Lines containing the word "后端分离部署方案" are the ones to copy from the records below.

[Dataset items]
__________________________________________________

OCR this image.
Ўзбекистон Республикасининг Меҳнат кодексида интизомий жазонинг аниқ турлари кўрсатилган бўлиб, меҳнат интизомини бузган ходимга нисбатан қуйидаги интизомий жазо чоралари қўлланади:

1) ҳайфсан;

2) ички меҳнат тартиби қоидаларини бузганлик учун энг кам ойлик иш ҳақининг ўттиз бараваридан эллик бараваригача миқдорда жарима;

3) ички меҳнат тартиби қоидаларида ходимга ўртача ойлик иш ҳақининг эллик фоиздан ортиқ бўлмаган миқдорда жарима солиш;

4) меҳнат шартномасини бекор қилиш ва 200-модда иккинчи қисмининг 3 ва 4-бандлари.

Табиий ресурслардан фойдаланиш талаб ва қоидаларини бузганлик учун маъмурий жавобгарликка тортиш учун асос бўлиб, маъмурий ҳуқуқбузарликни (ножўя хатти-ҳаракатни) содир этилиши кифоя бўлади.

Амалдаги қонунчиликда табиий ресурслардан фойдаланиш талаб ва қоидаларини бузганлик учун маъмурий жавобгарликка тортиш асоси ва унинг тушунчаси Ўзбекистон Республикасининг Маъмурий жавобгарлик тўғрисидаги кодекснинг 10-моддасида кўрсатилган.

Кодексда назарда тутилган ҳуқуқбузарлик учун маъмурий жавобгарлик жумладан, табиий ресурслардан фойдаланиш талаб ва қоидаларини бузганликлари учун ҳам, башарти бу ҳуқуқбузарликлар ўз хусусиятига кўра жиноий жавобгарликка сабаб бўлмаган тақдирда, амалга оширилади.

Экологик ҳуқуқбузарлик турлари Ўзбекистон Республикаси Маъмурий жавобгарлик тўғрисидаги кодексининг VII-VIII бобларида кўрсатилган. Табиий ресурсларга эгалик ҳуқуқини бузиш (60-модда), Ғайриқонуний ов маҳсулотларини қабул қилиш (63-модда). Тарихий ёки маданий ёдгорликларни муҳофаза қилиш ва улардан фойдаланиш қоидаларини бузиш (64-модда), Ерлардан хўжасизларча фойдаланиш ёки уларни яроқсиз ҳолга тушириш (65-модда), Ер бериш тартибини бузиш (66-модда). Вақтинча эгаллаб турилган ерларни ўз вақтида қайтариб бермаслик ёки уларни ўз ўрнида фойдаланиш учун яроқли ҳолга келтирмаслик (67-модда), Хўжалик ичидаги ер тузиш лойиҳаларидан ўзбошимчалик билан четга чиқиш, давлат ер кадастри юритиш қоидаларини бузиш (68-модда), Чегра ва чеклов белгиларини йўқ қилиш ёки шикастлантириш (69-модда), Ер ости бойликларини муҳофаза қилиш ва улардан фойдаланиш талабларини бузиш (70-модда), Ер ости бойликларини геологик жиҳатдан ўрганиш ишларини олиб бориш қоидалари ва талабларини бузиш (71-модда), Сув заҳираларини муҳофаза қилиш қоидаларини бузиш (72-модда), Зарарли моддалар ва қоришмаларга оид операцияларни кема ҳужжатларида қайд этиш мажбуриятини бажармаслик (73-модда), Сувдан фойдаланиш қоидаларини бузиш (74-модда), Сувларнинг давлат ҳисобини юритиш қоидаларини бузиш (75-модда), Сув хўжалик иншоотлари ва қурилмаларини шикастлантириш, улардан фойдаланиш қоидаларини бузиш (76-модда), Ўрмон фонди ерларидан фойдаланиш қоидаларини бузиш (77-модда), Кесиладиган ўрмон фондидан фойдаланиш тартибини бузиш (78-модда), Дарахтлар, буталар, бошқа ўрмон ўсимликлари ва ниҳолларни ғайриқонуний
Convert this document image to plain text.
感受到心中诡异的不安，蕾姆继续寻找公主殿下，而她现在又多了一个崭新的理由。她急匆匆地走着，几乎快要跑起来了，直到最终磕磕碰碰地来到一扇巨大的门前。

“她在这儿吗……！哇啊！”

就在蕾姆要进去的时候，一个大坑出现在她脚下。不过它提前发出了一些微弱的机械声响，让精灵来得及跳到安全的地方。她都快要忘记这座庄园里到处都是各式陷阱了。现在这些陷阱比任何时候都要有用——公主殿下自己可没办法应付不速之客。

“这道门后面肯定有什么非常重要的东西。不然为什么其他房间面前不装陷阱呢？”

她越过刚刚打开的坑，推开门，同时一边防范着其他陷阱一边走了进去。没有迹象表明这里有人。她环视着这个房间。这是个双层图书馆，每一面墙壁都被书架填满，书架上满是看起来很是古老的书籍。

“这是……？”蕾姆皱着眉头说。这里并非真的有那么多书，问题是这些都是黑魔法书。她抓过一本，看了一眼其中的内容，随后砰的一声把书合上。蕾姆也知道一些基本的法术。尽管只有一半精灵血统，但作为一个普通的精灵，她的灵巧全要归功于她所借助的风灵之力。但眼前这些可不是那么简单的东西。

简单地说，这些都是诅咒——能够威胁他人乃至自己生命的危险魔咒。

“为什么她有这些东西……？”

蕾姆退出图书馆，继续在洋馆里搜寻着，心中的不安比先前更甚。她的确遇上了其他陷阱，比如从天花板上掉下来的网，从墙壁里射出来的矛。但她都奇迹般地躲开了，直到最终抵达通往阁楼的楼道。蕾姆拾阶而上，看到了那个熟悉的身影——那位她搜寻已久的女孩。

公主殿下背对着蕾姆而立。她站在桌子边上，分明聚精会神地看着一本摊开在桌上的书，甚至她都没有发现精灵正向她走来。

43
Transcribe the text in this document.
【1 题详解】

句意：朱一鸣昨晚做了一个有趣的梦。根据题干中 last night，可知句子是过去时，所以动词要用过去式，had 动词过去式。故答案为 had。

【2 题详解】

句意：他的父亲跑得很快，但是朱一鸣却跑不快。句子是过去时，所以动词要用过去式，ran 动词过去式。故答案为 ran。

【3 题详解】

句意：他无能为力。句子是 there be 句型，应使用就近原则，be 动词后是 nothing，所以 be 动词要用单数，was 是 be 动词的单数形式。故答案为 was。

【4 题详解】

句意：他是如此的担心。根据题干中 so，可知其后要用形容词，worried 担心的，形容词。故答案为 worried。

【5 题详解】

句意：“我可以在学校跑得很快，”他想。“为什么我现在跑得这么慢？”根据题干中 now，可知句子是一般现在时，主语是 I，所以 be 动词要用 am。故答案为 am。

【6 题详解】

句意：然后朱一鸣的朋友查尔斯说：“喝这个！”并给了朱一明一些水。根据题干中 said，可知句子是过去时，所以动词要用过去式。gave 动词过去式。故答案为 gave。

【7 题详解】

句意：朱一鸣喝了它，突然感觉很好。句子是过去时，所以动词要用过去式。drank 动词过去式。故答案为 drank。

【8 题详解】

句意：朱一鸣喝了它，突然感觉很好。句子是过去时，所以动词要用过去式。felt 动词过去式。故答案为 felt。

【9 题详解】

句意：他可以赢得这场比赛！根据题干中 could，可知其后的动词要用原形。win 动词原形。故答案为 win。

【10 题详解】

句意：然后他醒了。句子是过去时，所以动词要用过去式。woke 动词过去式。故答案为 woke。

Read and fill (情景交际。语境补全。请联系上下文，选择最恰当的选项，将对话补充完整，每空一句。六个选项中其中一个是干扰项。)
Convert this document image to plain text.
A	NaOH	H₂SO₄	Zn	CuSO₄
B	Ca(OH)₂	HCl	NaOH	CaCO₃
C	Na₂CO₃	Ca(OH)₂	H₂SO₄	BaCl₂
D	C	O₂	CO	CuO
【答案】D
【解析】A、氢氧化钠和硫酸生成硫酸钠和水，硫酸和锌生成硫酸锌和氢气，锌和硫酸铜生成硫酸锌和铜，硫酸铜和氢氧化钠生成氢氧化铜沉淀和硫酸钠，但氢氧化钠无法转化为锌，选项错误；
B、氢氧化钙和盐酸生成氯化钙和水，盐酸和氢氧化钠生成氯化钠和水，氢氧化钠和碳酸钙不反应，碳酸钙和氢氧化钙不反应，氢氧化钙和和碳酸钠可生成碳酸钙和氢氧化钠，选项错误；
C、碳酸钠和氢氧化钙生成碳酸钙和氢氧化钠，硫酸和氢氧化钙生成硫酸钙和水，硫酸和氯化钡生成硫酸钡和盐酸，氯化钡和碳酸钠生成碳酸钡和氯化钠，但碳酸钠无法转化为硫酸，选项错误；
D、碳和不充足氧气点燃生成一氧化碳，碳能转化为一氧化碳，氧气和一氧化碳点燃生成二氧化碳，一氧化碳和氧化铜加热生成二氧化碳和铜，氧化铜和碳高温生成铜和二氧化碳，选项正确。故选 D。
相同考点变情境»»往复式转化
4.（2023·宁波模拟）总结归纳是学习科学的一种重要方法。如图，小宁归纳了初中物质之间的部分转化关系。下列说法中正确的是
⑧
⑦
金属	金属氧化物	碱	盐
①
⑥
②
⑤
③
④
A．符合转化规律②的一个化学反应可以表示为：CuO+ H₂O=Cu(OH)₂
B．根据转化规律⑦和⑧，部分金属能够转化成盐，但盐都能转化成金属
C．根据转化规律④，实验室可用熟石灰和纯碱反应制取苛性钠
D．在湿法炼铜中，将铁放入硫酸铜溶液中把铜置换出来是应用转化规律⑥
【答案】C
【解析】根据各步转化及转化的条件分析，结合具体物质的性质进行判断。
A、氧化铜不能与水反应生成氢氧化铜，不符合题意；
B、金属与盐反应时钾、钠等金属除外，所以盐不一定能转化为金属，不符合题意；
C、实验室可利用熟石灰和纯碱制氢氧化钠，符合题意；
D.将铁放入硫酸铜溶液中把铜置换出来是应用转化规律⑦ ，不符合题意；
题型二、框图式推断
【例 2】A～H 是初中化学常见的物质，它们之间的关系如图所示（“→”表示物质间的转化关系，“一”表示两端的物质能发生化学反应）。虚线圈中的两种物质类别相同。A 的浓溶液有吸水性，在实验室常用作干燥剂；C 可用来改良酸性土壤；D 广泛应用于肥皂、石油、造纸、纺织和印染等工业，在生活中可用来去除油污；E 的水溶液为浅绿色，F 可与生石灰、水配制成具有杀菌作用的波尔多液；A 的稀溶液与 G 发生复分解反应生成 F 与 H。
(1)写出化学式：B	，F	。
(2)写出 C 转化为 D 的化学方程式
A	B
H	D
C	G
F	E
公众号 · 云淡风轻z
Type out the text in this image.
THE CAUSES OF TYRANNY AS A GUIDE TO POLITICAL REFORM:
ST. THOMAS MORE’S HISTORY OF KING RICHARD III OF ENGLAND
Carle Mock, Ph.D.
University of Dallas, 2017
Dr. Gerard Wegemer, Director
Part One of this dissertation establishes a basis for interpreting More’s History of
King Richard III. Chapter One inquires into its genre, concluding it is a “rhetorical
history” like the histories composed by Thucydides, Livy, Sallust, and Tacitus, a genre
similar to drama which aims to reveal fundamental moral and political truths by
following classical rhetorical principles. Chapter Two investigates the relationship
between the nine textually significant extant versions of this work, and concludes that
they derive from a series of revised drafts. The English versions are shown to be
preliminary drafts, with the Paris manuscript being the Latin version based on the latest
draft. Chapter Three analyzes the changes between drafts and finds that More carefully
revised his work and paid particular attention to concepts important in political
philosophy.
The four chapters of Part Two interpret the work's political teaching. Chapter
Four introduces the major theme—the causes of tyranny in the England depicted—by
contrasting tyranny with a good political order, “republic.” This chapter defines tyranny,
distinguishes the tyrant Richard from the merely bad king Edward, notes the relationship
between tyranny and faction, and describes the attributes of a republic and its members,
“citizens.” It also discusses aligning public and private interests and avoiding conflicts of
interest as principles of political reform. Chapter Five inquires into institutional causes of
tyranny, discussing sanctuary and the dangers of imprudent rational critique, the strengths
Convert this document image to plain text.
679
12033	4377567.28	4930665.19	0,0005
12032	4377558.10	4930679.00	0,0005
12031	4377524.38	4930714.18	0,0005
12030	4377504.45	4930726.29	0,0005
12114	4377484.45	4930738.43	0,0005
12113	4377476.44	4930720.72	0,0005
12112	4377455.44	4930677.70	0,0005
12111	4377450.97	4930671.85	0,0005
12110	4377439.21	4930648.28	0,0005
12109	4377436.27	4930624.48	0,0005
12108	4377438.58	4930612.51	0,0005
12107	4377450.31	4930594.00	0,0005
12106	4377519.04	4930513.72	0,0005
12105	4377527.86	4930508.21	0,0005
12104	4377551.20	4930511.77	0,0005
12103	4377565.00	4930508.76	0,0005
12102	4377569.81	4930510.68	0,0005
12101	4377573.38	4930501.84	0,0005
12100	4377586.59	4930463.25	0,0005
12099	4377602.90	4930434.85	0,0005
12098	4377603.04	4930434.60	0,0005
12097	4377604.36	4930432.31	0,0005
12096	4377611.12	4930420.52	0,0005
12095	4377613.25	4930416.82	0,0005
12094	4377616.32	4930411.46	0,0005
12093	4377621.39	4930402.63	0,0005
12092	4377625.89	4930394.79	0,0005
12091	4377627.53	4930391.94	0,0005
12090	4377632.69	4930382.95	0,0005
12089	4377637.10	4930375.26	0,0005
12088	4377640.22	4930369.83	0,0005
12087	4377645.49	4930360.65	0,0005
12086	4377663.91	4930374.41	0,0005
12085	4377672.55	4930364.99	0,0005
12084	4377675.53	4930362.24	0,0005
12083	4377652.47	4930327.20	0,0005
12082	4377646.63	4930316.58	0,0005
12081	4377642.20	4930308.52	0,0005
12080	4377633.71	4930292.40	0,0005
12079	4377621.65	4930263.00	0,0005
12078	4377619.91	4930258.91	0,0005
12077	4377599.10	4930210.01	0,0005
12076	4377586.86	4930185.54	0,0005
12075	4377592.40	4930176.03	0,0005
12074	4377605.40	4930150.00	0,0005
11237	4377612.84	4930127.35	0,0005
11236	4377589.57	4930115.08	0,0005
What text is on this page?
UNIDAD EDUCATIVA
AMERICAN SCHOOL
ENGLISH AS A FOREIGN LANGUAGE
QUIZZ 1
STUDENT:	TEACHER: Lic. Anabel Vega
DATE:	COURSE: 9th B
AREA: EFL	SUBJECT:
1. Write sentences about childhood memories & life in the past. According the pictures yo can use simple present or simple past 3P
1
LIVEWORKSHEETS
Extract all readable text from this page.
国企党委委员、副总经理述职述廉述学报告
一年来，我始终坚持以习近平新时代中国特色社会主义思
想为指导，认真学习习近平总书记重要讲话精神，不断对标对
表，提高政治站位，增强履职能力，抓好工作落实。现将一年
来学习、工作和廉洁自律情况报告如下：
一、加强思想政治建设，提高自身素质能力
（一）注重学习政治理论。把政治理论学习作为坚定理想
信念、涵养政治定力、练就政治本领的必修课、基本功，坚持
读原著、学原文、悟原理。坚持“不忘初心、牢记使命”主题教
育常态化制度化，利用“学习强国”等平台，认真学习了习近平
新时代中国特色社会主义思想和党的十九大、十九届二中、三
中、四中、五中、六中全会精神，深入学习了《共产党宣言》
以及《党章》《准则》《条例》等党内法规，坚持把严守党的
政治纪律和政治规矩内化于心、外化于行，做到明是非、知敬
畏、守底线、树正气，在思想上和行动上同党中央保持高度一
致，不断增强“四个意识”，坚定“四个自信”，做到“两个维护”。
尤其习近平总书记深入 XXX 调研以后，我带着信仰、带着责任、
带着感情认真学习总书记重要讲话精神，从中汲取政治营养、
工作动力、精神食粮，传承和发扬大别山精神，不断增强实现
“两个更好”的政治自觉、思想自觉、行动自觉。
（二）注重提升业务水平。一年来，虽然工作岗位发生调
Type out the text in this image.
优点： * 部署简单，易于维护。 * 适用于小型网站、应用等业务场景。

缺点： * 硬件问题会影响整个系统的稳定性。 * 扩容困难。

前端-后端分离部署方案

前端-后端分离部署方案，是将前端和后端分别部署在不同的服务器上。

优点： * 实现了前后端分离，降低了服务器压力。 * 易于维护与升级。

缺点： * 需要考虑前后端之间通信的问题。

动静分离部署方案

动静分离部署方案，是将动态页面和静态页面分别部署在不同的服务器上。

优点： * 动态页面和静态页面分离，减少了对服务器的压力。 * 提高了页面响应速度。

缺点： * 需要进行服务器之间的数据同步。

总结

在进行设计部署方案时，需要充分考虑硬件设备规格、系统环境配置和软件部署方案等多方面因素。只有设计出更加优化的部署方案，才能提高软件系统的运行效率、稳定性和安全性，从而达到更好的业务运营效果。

__________________________________________________

The reply:
前端-后端分离部署方案
前端-后端分离部署方案，是将前端和后端分别部署在不同的服务器上。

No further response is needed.